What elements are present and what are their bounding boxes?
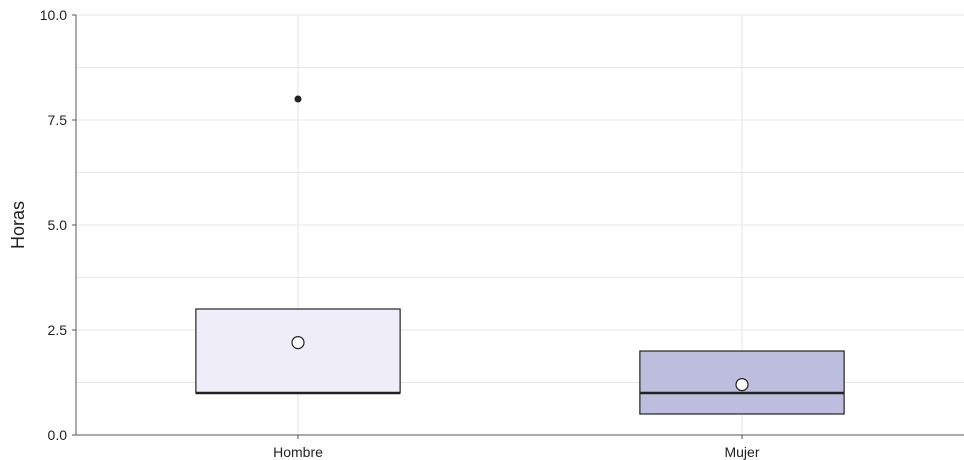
box-mujer <box>639 350 845 415</box>
y-tick-label: 2.5 <box>48 322 68 338</box>
y-tick-label: 5.0 <box>48 217 68 233</box>
x-tick-label: Mujer <box>724 444 759 460</box>
y-tick-label: 7.5 <box>48 112 68 128</box>
y-ticks: 0.0 2.5 5.0 7.5 10.0 <box>40 7 76 443</box>
y-axis-title: Horas <box>8 201 28 249</box>
box-mean-marker <box>735 378 749 392</box>
x-tick-label: Hombre <box>273 444 323 460</box>
boxes-layer <box>195 95 845 415</box>
x-ticks: Hombre Mujer <box>273 435 760 460</box>
y-tick-label: 0.0 <box>48 427 68 443</box>
box-iqr <box>195 308 401 394</box>
y-tick-label: 10.0 <box>40 7 67 23</box>
box-mean-marker <box>291 336 305 350</box>
outlier-point <box>294 95 302 103</box>
box-hombre <box>195 95 401 395</box>
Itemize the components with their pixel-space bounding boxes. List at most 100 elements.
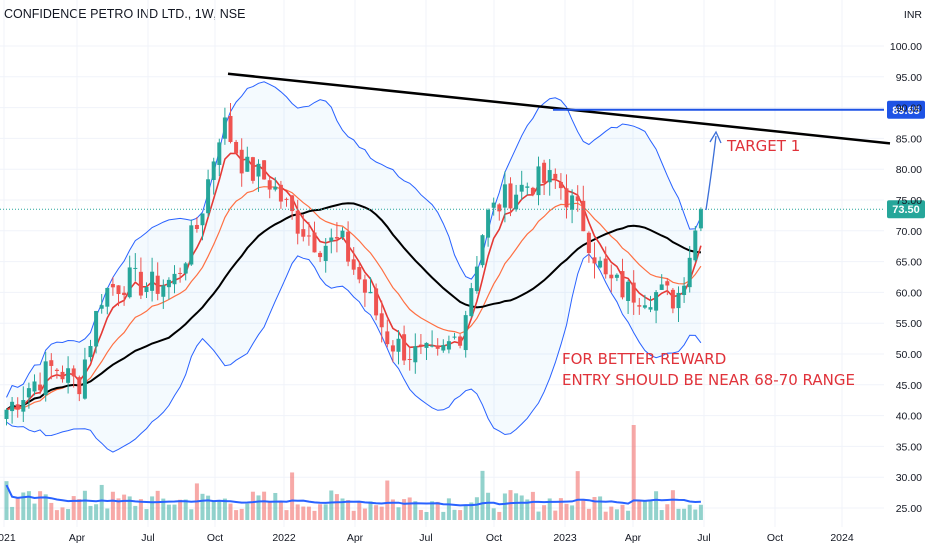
candle-body bbox=[648, 307, 653, 310]
volume-bar bbox=[144, 509, 149, 520]
volume-bar bbox=[105, 508, 110, 520]
volume-bar bbox=[508, 490, 513, 520]
candle-body bbox=[463, 315, 468, 351]
candle-body bbox=[351, 259, 356, 270]
candle-body bbox=[553, 173, 558, 179]
volume-bar bbox=[88, 505, 93, 520]
volume-bar bbox=[211, 500, 216, 520]
candle-body bbox=[329, 237, 334, 242]
volume-bar bbox=[620, 504, 625, 520]
volume-bar bbox=[441, 511, 446, 520]
volume-bar bbox=[430, 501, 435, 520]
volume-bar bbox=[334, 494, 339, 520]
volume-bar bbox=[206, 495, 211, 520]
volume-bar bbox=[469, 502, 474, 520]
price-tick-label: 50.00 bbox=[896, 349, 922, 361]
price-tick-label: 40.00 bbox=[896, 411, 922, 423]
volume-bar bbox=[463, 505, 468, 520]
candle-body bbox=[155, 275, 160, 294]
candle-body bbox=[396, 338, 401, 352]
volume-bar bbox=[54, 510, 59, 520]
candle-body bbox=[385, 331, 390, 345]
volume-bar bbox=[71, 496, 76, 520]
volume-bar bbox=[222, 498, 227, 520]
volume-bar bbox=[161, 498, 166, 520]
resistance-price-badge bbox=[887, 100, 925, 119]
volume-bar bbox=[603, 511, 608, 520]
last-price-text: 73.50 bbox=[892, 204, 920, 216]
candle-body bbox=[267, 180, 272, 190]
price-tick-label: 30.00 bbox=[896, 472, 922, 484]
axes: 100.00 95.00 90.00 85.00 80.00 75.00 70.00 65.0… bbox=[0, 9, 922, 544]
candle-body bbox=[334, 237, 339, 239]
price-tick-label: 85.00 bbox=[896, 133, 922, 145]
candle-body bbox=[497, 204, 502, 212]
candle-body bbox=[418, 344, 423, 346]
volume-bar bbox=[267, 502, 272, 520]
candle-body bbox=[390, 345, 395, 352]
candle-body bbox=[94, 310, 99, 347]
note-line-1: FOR BETTER REWARD bbox=[562, 350, 726, 368]
volume-bar bbox=[189, 509, 194, 520]
last-price-badge bbox=[887, 200, 925, 219]
volume-bar bbox=[60, 507, 65, 520]
volume-bar bbox=[642, 500, 647, 520]
candle-body bbox=[262, 160, 267, 180]
volume-bar bbox=[413, 501, 418, 520]
volume-bar bbox=[598, 496, 603, 520]
candle-body bbox=[536, 166, 541, 196]
time-tick-label: 2021 bbox=[0, 532, 16, 544]
volume-bar bbox=[676, 508, 681, 520]
volume-bar bbox=[474, 497, 479, 520]
candle-body bbox=[172, 273, 177, 285]
candle-body bbox=[138, 271, 143, 296]
volume-bar bbox=[127, 496, 132, 520]
candle-body bbox=[592, 257, 597, 264]
price-tick-label: 45.00 bbox=[896, 380, 922, 392]
volume-bar bbox=[21, 492, 26, 520]
candle-body bbox=[250, 157, 255, 181]
candle-body bbox=[402, 334, 407, 361]
candle-body bbox=[570, 195, 575, 210]
target-label: TARGET 1 bbox=[726, 137, 800, 155]
candle-body bbox=[10, 401, 15, 412]
candle-body bbox=[519, 184, 524, 192]
candle-body bbox=[514, 194, 519, 210]
candle-body bbox=[60, 371, 65, 380]
volume-bar bbox=[10, 506, 15, 520]
candle-body bbox=[693, 230, 698, 261]
volume-bar bbox=[682, 508, 687, 520]
volume-bar bbox=[693, 509, 698, 520]
candle-body bbox=[306, 235, 311, 237]
candle-body bbox=[26, 388, 31, 398]
volume-bar bbox=[525, 499, 530, 520]
price-tick-label: 80.00 bbox=[896, 164, 922, 176]
volume-bar bbox=[250, 491, 255, 520]
candle-body bbox=[194, 224, 199, 229]
volume-bar bbox=[424, 511, 429, 520]
price-tick-label: 90.00 bbox=[896, 103, 922, 115]
candle-body bbox=[446, 341, 451, 350]
ma-long-line bbox=[5, 202, 701, 411]
volume-bar bbox=[558, 498, 563, 520]
candle-body bbox=[38, 384, 43, 391]
candle-body bbox=[273, 186, 278, 190]
volume-bar bbox=[110, 491, 115, 520]
volume-bar bbox=[346, 500, 351, 520]
candle-body bbox=[21, 400, 26, 412]
price-tick-label: 65.00 bbox=[896, 257, 922, 269]
volume-bar bbox=[228, 503, 233, 520]
candle-body bbox=[239, 149, 244, 174]
price-tick-label: 25.00 bbox=[896, 503, 922, 515]
candle-body bbox=[178, 272, 183, 274]
volume-bar bbox=[306, 506, 311, 520]
candle-body bbox=[687, 257, 692, 288]
volume-bar bbox=[374, 505, 379, 520]
candle-body bbox=[525, 186, 530, 188]
volume-bar bbox=[99, 484, 104, 520]
candle-body bbox=[43, 361, 48, 395]
volume-bar bbox=[458, 510, 463, 520]
time-tick-label: Apr bbox=[625, 532, 642, 544]
candle-body bbox=[206, 179, 211, 214]
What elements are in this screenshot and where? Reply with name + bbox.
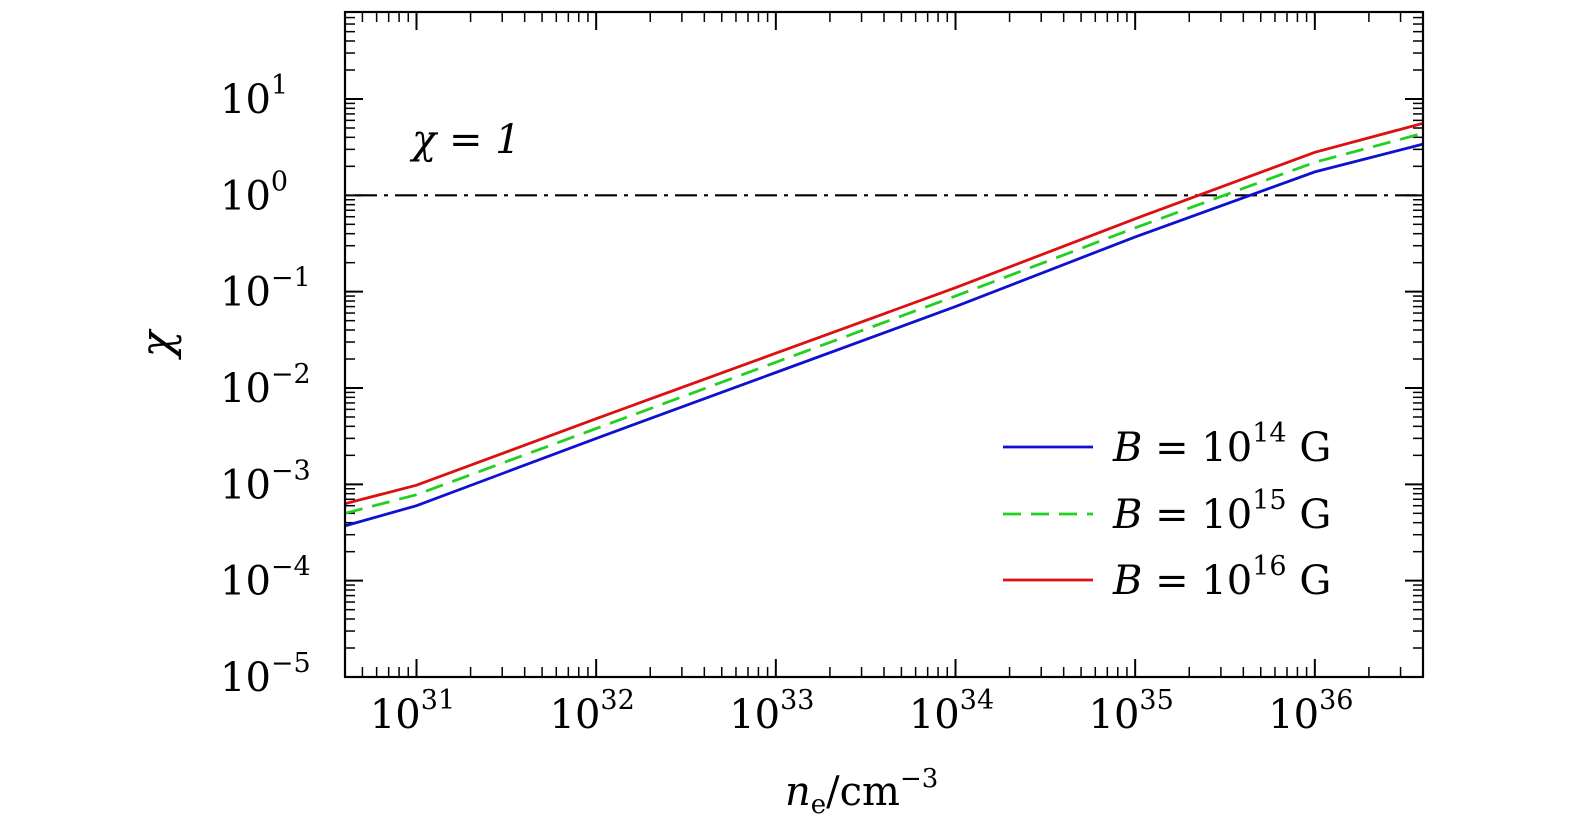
x-tick-labels: 1031 1032 1033 1034 1035 1036 [370,685,1354,738]
series-group [344,121,1424,528]
y-tick-label: 10−1 [220,263,311,316]
y-tick-label: 10−3 [220,455,311,508]
x-axis-label: ne/cm−3 [785,764,938,820]
y-tick-label: 10−4 [220,552,311,605]
x-tick-label: 1035 [1089,685,1174,738]
series-line-14 [344,142,1424,528]
y-tick-labels: 101 100 10−1 10−2 10−3 10−4 10−5 [220,70,311,701]
legend-label-14: B = 1014 G [1112,418,1331,471]
x-tick-label: 1034 [909,685,994,738]
x-tick-label: 1033 [729,685,814,738]
plot-frame [343,10,1425,679]
y-tick-label: 10−5 [220,648,311,701]
legend-label-16: B = 1016 G [1112,551,1331,604]
x-tick-label: 1036 [1268,685,1353,738]
x-tick-label: 1031 [370,685,455,738]
legend-label-15: B = 1015 G [1112,485,1331,538]
y-tick-label: 101 [220,70,288,123]
y-tick-label: 10−2 [220,359,311,412]
y-axis-label: χ [132,328,183,360]
reference-line-label: χ = 1 [409,117,521,163]
y-tick-label: 100 [220,166,288,219]
minor-ticks [344,11,1424,677]
x-tick-label: 1032 [550,685,635,738]
legend: B = 1014 G B = 1015 G B = 1016 G [1003,418,1331,604]
series-line-16 [344,121,1424,506]
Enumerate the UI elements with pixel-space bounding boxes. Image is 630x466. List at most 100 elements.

○ ○ ○ ○ ○

**The problem:** Reproduce all of the entries above verbatim, omitting the pictures.

**Task response:**
What elements are present and what are their bounding boxes?
box-mujer <box>639 350 845 415</box>
y-tick-label: 2.5 <box>48 322 68 338</box>
y-tick-label: 5.0 <box>48 217 68 233</box>
x-tick-label: Mujer <box>724 444 759 460</box>
y-tick-label: 7.5 <box>48 112 68 128</box>
y-ticks: 0.0 2.5 5.0 7.5 10.0 <box>40 7 76 443</box>
y-axis-title: Horas <box>8 201 28 249</box>
box-mean-marker <box>735 378 749 392</box>
x-tick-label: Hombre <box>273 444 323 460</box>
boxes-layer <box>195 95 845 415</box>
x-ticks: Hombre Mujer <box>273 435 760 460</box>
y-tick-label: 0.0 <box>48 427 68 443</box>
box-iqr <box>195 308 401 394</box>
y-tick-label: 10.0 <box>40 7 67 23</box>
box-mean-marker <box>291 336 305 350</box>
outlier-point <box>294 95 302 103</box>
box-hombre <box>195 95 401 395</box>
Itemize the components with their pixel-space bounding boxes. List at most 100 elements.
candle-body bbox=[648, 307, 653, 310]
volume-bar bbox=[144, 509, 149, 520]
volume-bar bbox=[105, 508, 110, 520]
volume-bar bbox=[508, 490, 513, 520]
candle-body bbox=[463, 315, 468, 351]
candle-body bbox=[351, 259, 356, 270]
candle-body bbox=[553, 173, 558, 179]
volume-bar bbox=[88, 505, 93, 520]
volume-bar bbox=[211, 500, 216, 520]
candle-body bbox=[329, 237, 334, 242]
volume-bar bbox=[620, 504, 625, 520]
volume-bar bbox=[441, 511, 446, 520]
volume-bar bbox=[430, 501, 435, 520]
volume-bar bbox=[334, 494, 339, 520]
volume-bar bbox=[206, 495, 211, 520]
volume-bar bbox=[469, 502, 474, 520]
price-tick-label: 50.00 bbox=[896, 349, 922, 361]
price-tick-label: 40.00 bbox=[896, 411, 922, 423]
volume-bar bbox=[463, 505, 468, 520]
candle-body bbox=[155, 275, 160, 294]
candle-body bbox=[396, 338, 401, 352]
volume-bar bbox=[54, 510, 59, 520]
candle-body bbox=[385, 331, 390, 345]
volume-bar bbox=[71, 496, 76, 520]
volume-bar bbox=[222, 498, 227, 520]
volume-bar bbox=[161, 498, 166, 520]
resistance-price-badge bbox=[887, 100, 925, 119]
volume-bar bbox=[603, 511, 608, 520]
last-price-text: 73.50 bbox=[892, 204, 920, 216]
candle-body bbox=[267, 180, 272, 190]
price-tick-label: 30.00 bbox=[896, 472, 922, 484]
axes: 100.00 95.00 90.00 85.00 80.00 75.00 70.00 65.0… bbox=[0, 9, 922, 544]
candle-body bbox=[334, 237, 339, 239]
price-tick-label: 85.00 bbox=[896, 133, 922, 145]
candle-body bbox=[497, 204, 502, 212]
candle-body bbox=[418, 344, 423, 346]
volume-bar bbox=[267, 502, 272, 520]
candle-body bbox=[390, 345, 395, 352]
candle-body bbox=[94, 310, 99, 347]
note-line-1: FOR BETTER REWARD bbox=[562, 350, 726, 368]
volume-bar bbox=[189, 509, 194, 520]
last-price-badge bbox=[887, 200, 925, 219]
volume-bar bbox=[60, 507, 65, 520]
volume-bar bbox=[642, 500, 647, 520]
candle-body bbox=[262, 160, 267, 180]
volume-bar bbox=[413, 501, 418, 520]
volume-bar bbox=[598, 496, 603, 520]
candle-body bbox=[536, 166, 541, 196]
time-tick-label: 2021 bbox=[0, 532, 16, 544]
volume-bar bbox=[676, 508, 681, 520]
volume-bar bbox=[474, 497, 479, 520]
candle-body bbox=[172, 273, 177, 285]
candle-body bbox=[138, 271, 143, 296]
volume-bar bbox=[127, 496, 132, 520]
candle-body bbox=[592, 257, 597, 264]
price-tick-label: 45.00 bbox=[896, 380, 922, 392]
volume-bar bbox=[21, 492, 26, 520]
candle-body bbox=[250, 157, 255, 181]
candle-body bbox=[402, 334, 407, 361]
candle-body bbox=[570, 195, 575, 210]
target-label: TARGET 1 bbox=[726, 137, 800, 155]
candle-body bbox=[10, 401, 15, 412]
candle-body bbox=[519, 184, 524, 192]
candle-body bbox=[514, 194, 519, 210]
candle-body bbox=[60, 371, 65, 380]
volume-bar bbox=[10, 506, 15, 520]
candle-body bbox=[693, 230, 698, 261]
volume-bar bbox=[682, 508, 687, 520]
volume-bar bbox=[693, 509, 698, 520]
candle-body bbox=[306, 235, 311, 237]
candle-body bbox=[26, 388, 31, 398]
volume-bar bbox=[525, 499, 530, 520]
price-tick-label: 80.00 bbox=[896, 164, 922, 176]
volume-bar bbox=[250, 491, 255, 520]
candle-body bbox=[194, 224, 199, 229]
volume-bar bbox=[424, 511, 429, 520]
price-tick-label: 90.00 bbox=[896, 103, 922, 115]
candle-body bbox=[446, 341, 451, 350]
ma-long-line bbox=[5, 202, 701, 411]
volume-bar bbox=[558, 498, 563, 520]
candle-body bbox=[38, 384, 43, 391]
candle-body bbox=[273, 186, 278, 190]
volume-bar bbox=[110, 491, 115, 520]
volume-bar bbox=[346, 500, 351, 520]
candle-body bbox=[21, 400, 26, 412]
price-tick-label: 65.00 bbox=[896, 257, 922, 269]
volume-bar bbox=[228, 503, 233, 520]
candle-body bbox=[239, 149, 244, 174]
price-tick-label: 25.00 bbox=[896, 503, 922, 515]
candle-body bbox=[178, 272, 183, 274]
volume-bar bbox=[306, 506, 311, 520]
candle-body bbox=[687, 257, 692, 288]
volume-bar bbox=[374, 505, 379, 520]
candle-body bbox=[525, 186, 530, 188]
volume-bar bbox=[99, 484, 104, 520]
candle-body bbox=[43, 361, 48, 395]
volume-bar bbox=[458, 510, 463, 520]
time-tick-label: Apr bbox=[625, 532, 642, 544]
candle-body bbox=[206, 179, 211, 214]
What elements are in this screenshot and where? Reply with name + bbox.
x-tick-labels: 1031 1032 1033 1034 1035 1036 [370,685,1354,738]
series-group [344,121,1424,528]
y-tick-label: 10−1 [220,263,311,316]
y-tick-label: 10−3 [220,455,311,508]
x-axis-label: ne/cm−3 [785,764,938,820]
y-tick-label: 10−4 [220,552,311,605]
x-tick-label: 1035 [1089,685,1174,738]
series-line-14 [344,142,1424,528]
y-tick-labels: 101 100 10−1 10−2 10−3 10−4 10−5 [220,70,311,701]
legend-label-14: B = 1014 G [1112,418,1331,471]
x-tick-label: 1034 [909,685,994,738]
x-tick-label: 1033 [729,685,814,738]
plot-frame [343,10,1425,679]
y-tick-label: 10−5 [220,648,311,701]
legend-label-16: B = 1016 G [1112,551,1331,604]
x-tick-label: 1036 [1268,685,1353,738]
x-tick-label: 1031 [370,685,455,738]
legend-label-15: B = 1015 G [1112,485,1331,538]
y-tick-label: 101 [220,70,288,123]
y-tick-label: 10−2 [220,359,311,412]
y-axis-label: χ [132,328,183,360]
reference-line-label: χ = 1 [409,117,521,163]
y-tick-label: 100 [220,166,288,219]
minor-ticks [344,11,1424,677]
x-tick-label: 1032 [550,685,635,738]
legend: B = 1014 G B = 1015 G B = 1016 G [1003,418,1331,604]
series-line-16 [344,121,1424,506]
Enumerate the UI elements with pixel-space bounding boxes. Image is 630x466. List at most 100 elements.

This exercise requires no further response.